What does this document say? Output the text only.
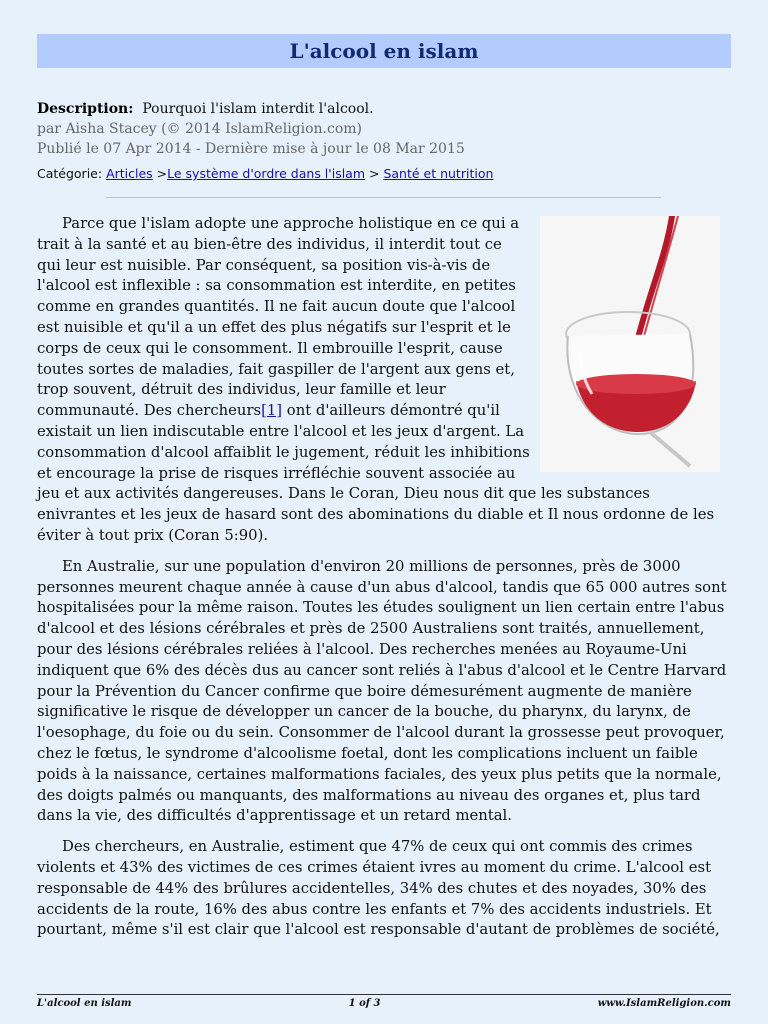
L'alcool en islam
Description: Pourquoi l'islam interdit l'alcool.
par Aisha Stacey (© 2014 IslamReligion.com)
Publié le 07 Apr 2014 - Dernière mise à jour le 08 Mar 2015
Catégorie: Articles >Le système d'ordre dans l'islam > Santé et nutrition

Parce que l'islam adopte une approche holistique en ce qui a trait à la santé et au bien-être des individus, il interdit tout ce qui leur est nuisible. Par conséquent, sa position vis-à-vis de l'alcool est inflexible : sa consommation est interdite, en petites comme en grandes quantités. Il ne fait aucun doute que l'alcool est nuisible et qu'il a un effet des plus négatifs sur l'esprit et le corps de ceux qui le consomment. Il embrouille l'esprit, cause toutes sortes de maladies, fait gaspiller de l'argent aux gens et, trop souvent, détruit des individus, leur famille et leur communauté. Des chercheurs[1] ont d'ailleurs démontré qu'il existait un lien indiscutable entre l'alcool et les jeux d'argent. La consommation d'alcool affaiblit le jugement, réduit les inhibitions et encourage la prise de risques irréfléchie souvent associée au jeu et aux activités dangereuses. Dans le Coran, Dieu nous dit que les substances enivrantes et les jeux de hasard sont des abominations du diable et Il nous ordonne de les éviter à tout prix (Coran 5:90).

En Australie, sur une population d'environ 20 millions de personnes, près de 3000 personnes meurent chaque année à cause d'un abus d'alcool, tandis que 65 000 autres sont hospitalisées pour la même raison. Toutes les études soulignent un lien certain entre l'abus d'alcool et des lésions cérébrales et près de 2500 Australiens sont traités, annuellement, pour des lésions cérébrales reliées à l'alcool. Des recherches menées au Royaume-Uni indiquent que 6% des décès dus au cancer sont reliés à l'abus d'alcool et le Centre Harvard pour la Prévention du Cancer confirme que boire démesurément augmente de manière significative le risque de développer un cancer de la bouche, du pharynx, du larynx, de l'oesophage, du foie ou du sein. Consommer de l'alcool durant la grossesse peut provoquer, chez le fœtus, le syndrome d'alcoolisme foetal, dont les complications incluent un faible poids à la naissance, certaines malformations faciales, des yeux plus petits que la normale, des doigts palmés ou manquants, des malformations au niveau des organes et, plus tard dans la vie, des difficultés d'apprentissage et un retard mental.

Des chercheurs, en Australie, estiment que 47% de ceux qui ont commis des crimes violents et 43% des victimes de ces crimes étaient ivres au moment du crime. L'alcool est responsable de 44% des brûlures accidentelles, 34% des chutes et des noyades, 30% des accidents de la route, 16% des abus contre les enfants et 7% des accidents industriels. Et pourtant, même s'il est clair que l'alcool est responsable d'autant de problèmes de société,

L'alcool en islam	1 of 3	www.IslamReligion.com
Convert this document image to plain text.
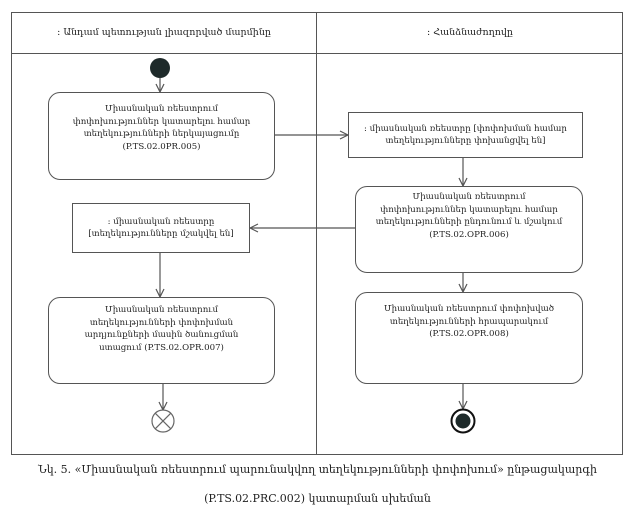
: Անդամ պետության լիազորված մարմինը	: Հանձնաժողովը
Միասնական ռեեստրում փոփոխություններ կատարելու համար տեղեկությունների ներկայացումը (P.TS.02.0PR.005)
: միասնական ռեեստրը [փոփոխման համար տեղեկությունները փոխանցվել են]
Միասնական ռեեստրում փոփոխություններ կատարելու համար տեղեկությունների ընդունում և մշակում (P.TS.02.OPR.006)
: միասնական ռեեստրը [տեղեկությունները մշակվել են]
Միասնական ռեեստրում տեղեկությունների փոփոխման արդյունքների մասին ծանուցման ստացում (P.TS.02.OPR.007)
Միասնական ռեեստրում փոփոխված տեղեկությունների հրապարակում (P.TS.02.OPR.008)
Նկ. 5. «Միասնական ռեեստրում պարունակվող տեղեկությունների փոփոխում» ընթացակարգի
(P.TS.02.PRC.002) կատարման սխեման
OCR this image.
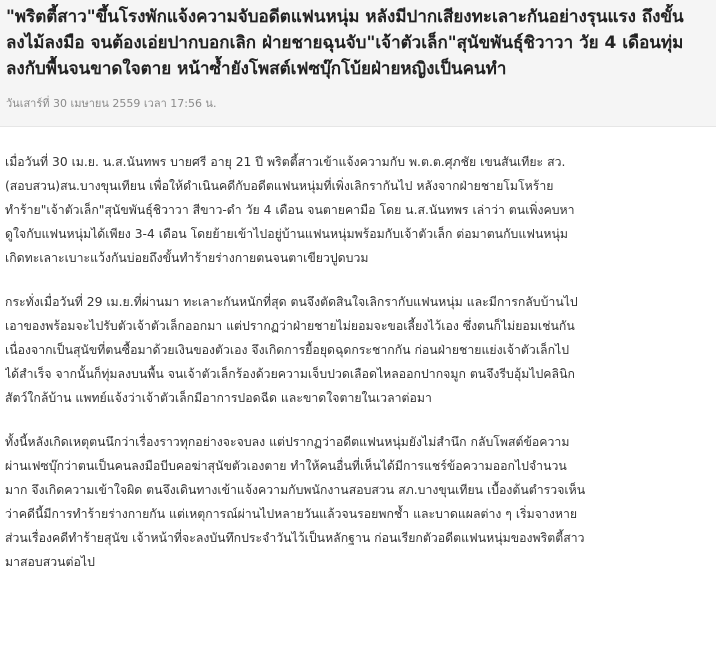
"พริตตี้สาว"ขึ้นโรงพักแจ้งความจับอดีตแฟนหนุ่ม หลังมีปากเสียงทะเลาะกันอย่างรุนแรง ถึงขั้น
ลงไม้ลงมือ จนต้องเอ่ยปากบอกเลิก ฝ่ายชายฉุนจับ"เจ้าตัวเล็ก"สุนัขพันธุ์ชิวาวา วัย 4 เดือนทุ่ม
ลงกับพื้นจนขาดใจตาย หน้าซ้ำยังโพสต์เฟซบุ๊กโบ้ยฝ่ายหญิงเป็นคนทำ
วันเสาร์ที่ 30 เมษายน 2559 เวลา 17:56 น.

เมื่อวันที่ 30 เม.ย. น.ส.นันทพร บายศรี อายุ 21 ปี พริตตี้สาวเข้าแจ้งความกับ พ.ต.ต.ศุภชัย เขนสันเทียะ สว.
(สอบสวน)สน.บางขุนเทียน เพื่อให้ดำเนินคดีกับอดีตแฟนหนุ่มที่เพิ่งเลิกรากันไป หลังจากฝ่ายชายโมโหร้าย
ทำร้าย"เจ้าตัวเล็ก"สุนัขพันธุ์ชิวาวา สีขาว-ดำ วัย 4 เดือน จนตายคามือ โดย น.ส.นันทพร เล่าว่า ตนเพิ่งคบหา
ดูใจกับแฟนหนุ่มได้เพียง 3-4 เดือน โดยย้ายเข้าไปอยู่บ้านแฟนหนุ่มพร้อมกับเจ้าตัวเล็ก ต่อมาตนกับแฟนหนุ่ม
เกิดทะเลาะเบาะแว้งกันบ่อยถึงขั้นทำร้ายร่างกายตนจนตาเขียวปูดบวม

กระทั่งเมื่อวันที่ 29 เม.ย.ที่ผ่านมา ทะเลาะกันหนักที่สุด ตนจึงตัดสินใจเลิกรากับแฟนหนุ่ม และมีการกลับบ้านไป
เอาของพร้อมจะไปรับตัวเจ้าตัวเล็กออกมา แต่ปรากฏว่าฝ่ายชายไม่ยอมจะขอเลี้ยงไว้เอง ซึ่งตนก็ไม่ยอมเช่นกัน
เนื่องจากเป็นสุนัขที่ตนซื้อมาด้วยเงินของตัวเอง จึงเกิดการยื้อยุดฉุดกระชากกัน ก่อนฝ่ายชายแย่งเจ้าตัวเล็กไป
ได้สำเร็จ จากนั้นก็ทุ่มลงบนพื้น จนเจ้าตัวเล็กร้องด้วยความเจ็บปวดเลือดไหลออกปากจมูก ตนจึงรีบอุ้มไปคลินิก
สัตว์ใกล้บ้าน แพทย์แจ้งว่าเจ้าตัวเล็กมีอาการปอดฉีด และขาดใจตายในเวลาต่อมา

ทั้งนี้หลังเกิดเหตุตนนึกว่าเรื่องราวทุกอย่างจะจบลง แต่ปรากฏว่าอดีตแฟนหนุ่มยังไม่สำนึก กลับโพสต์ข้อความ
ผ่านเฟซบุ๊กว่าตนเป็นคนลงมือบีบคอฆ่าสุนัขตัวเองตาย ทำให้คนอื่นที่เห็นได้มีการแชร์ข้อความออกไปจำนวน
มาก จึงเกิดความเข้าใจผิด ตนจึงเดินทางเข้าแจ้งความกับพนักงานสอบสวน สภ.บางขุนเทียน เบื้องต้นตำรวจเห็น
ว่าคดีนี้มีการทำร้ายร่างกายกัน แต่เหตุการณ์ผ่านไปหลายวันแล้วจนรอยพกช้ำ และบาดแผลต่าง ๆ เริ่มจางหาย
ส่วนเรื่องคดีทำร้ายสุนัข เจ้าหน้าที่จะลงบันทึกประจำวันไว้เป็นหลักฐาน ก่อนเรียกตัวอดีตแฟนหนุ่มของพริตตี้สาว
มาสอบสวนต่อไป
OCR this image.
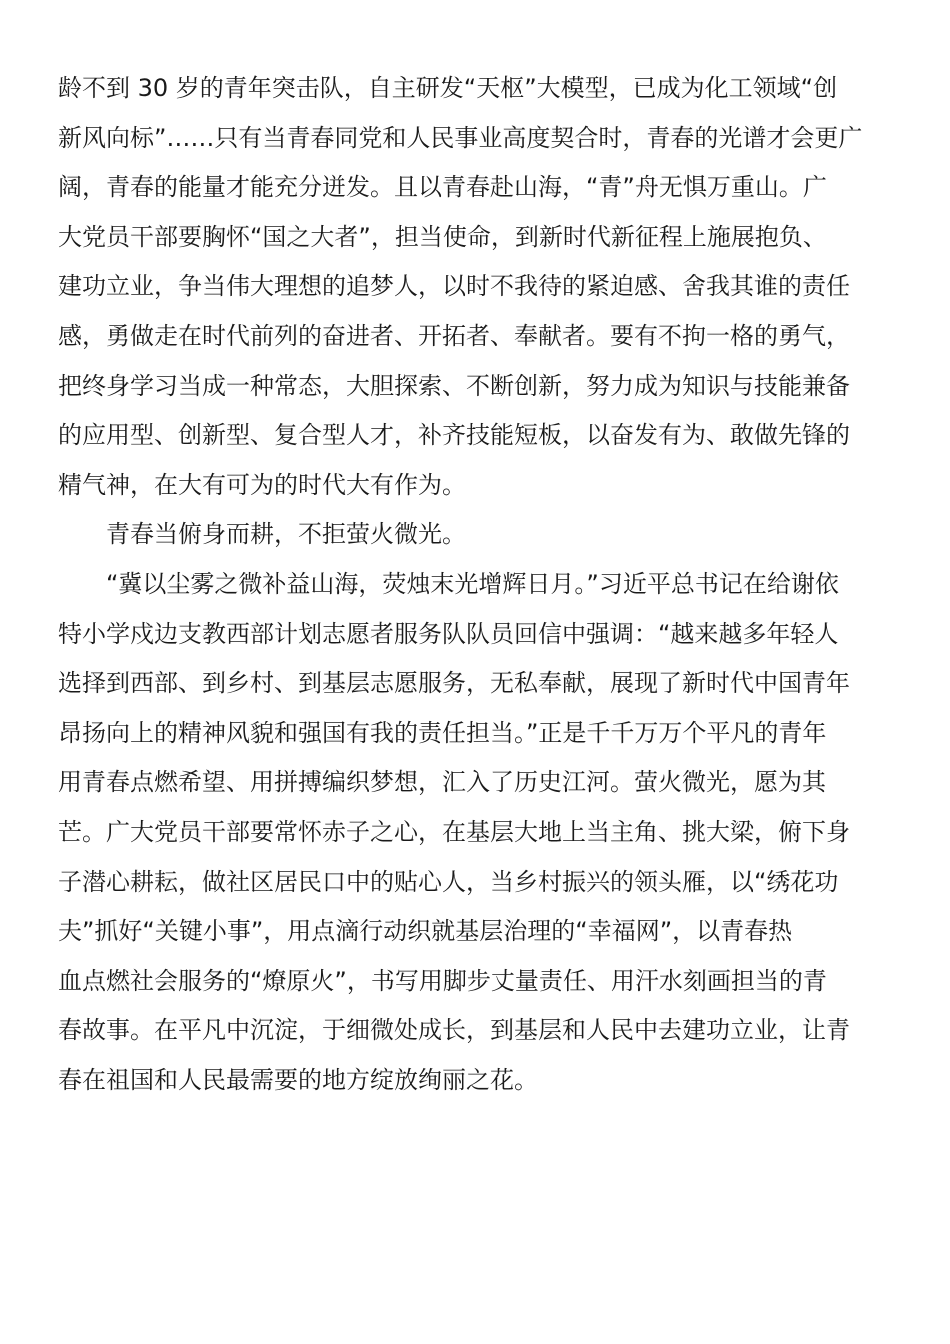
龄不到 30 岁的青年突击队，自主研发“天枢”大模型，已成为化工领域“创
新风向标”……只有当青春同党和人民事业高度契合时，青春的光谱才会更广
阔，青春的能量才能充分迸发。且以青春赴山海，“青”舟无惧万重山。广
大党员干部要胸怀“国之大者”，担当使命，到新时代新征程上施展抱负、
建功立业，争当伟大理想的追梦人，以时不我待的紧迫感、舍我其谁的责任
感，勇做走在时代前列的奋进者、开拓者、奉献者。要有不拘一格的勇气，
把终身学习当成一种常态，大胆探索、不断创新，努力成为知识与技能兼备
的应用型、创新型、复合型人才，补齐技能短板，以奋发有为、敢做先锋的
精气神，在大有可为的时代大有作为。
青春当俯身而耕，不拒萤火微光。
“冀以尘雾之微补益山海，荧烛末光增辉日月。”习近平总书记在给谢依
特小学戍边支教西部计划志愿者服务队队员回信中强调：“越来越多年轻人
选择到西部、到乡村、到基层志愿服务，无私奉献，展现了新时代中国青年
昂扬向上的精神风貌和强国有我的责任担当。”正是千千万万个平凡的青年
用青春点燃希望、用拼搏编织梦想，汇入了历史江河。萤火微光，愿为其
芒。广大党员干部要常怀赤子之心，在基层大地上当主角、挑大梁，俯下身
子潜心耕耘，做社区居民口中的贴心人，当乡村振兴的领头雁，以“绣花功
夫”抓好“关键小事”，用点滴行动织就基层治理的“幸福网”，以青春热
血点燃社会服务的“燎原火”，书写用脚步丈量责任、用汗水刻画担当的青
春故事。在平凡中沉淀，于细微处成长，到基层和人民中去建功立业，让青
春在祖国和人民最需要的地方绽放绚丽之花。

**DESCRIPTION OF THE TASK**: Show every line where the string "ปรากฏว" appears.

**COMPLETE ANSWER**:
เอาของพร้อมจะไปรับตัวเจ้าตัวเล็กออกมา แต่ปรากฏว่าฝ่ายชายไม่ยอมจะขอเลี้ยงไว้เอง ซึ่งตนก็ไม่ยอมเช่นกัน
ทั้งนี้หลังเกิดเหตุตนนึกว่าเรื่องราวทุกอย่างจะจบลง แต่ปรากฏว่าอดีตแฟนหนุ่มยังไม่สำนึก กลับโพสต์ข้อความ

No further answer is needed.